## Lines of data
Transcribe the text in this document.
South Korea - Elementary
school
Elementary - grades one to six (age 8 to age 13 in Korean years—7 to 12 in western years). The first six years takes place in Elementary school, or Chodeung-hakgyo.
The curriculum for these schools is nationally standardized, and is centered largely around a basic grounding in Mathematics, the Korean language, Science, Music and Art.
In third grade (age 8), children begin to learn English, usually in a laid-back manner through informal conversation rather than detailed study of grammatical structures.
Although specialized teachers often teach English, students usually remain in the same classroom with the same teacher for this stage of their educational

## REQUIRED TASK
Reproduce all data above, unchanged.

## RESPONSE FOR THIS EXERCISE
Transcribe the text in this document.
South Korea - Elementary
school
Elementary - grades one to six (age 8 to age 13 in Korean years—7 to 12 in western years). The first six years takes place in Elementary school, or Chodeung-hakgyo.
The curriculum for these schools is nationally standardized, and is centered largely around a basic grounding in Mathematics, the Korean language, Science, Music and Art.
In third grade (age 8), children begin to learn English, usually in a laid-back manner through informal conversation rather than detailed study of grammatical structures.
Although specialized teachers often teach English, students usually remain in the same classroom with the same teacher for this stage of their educational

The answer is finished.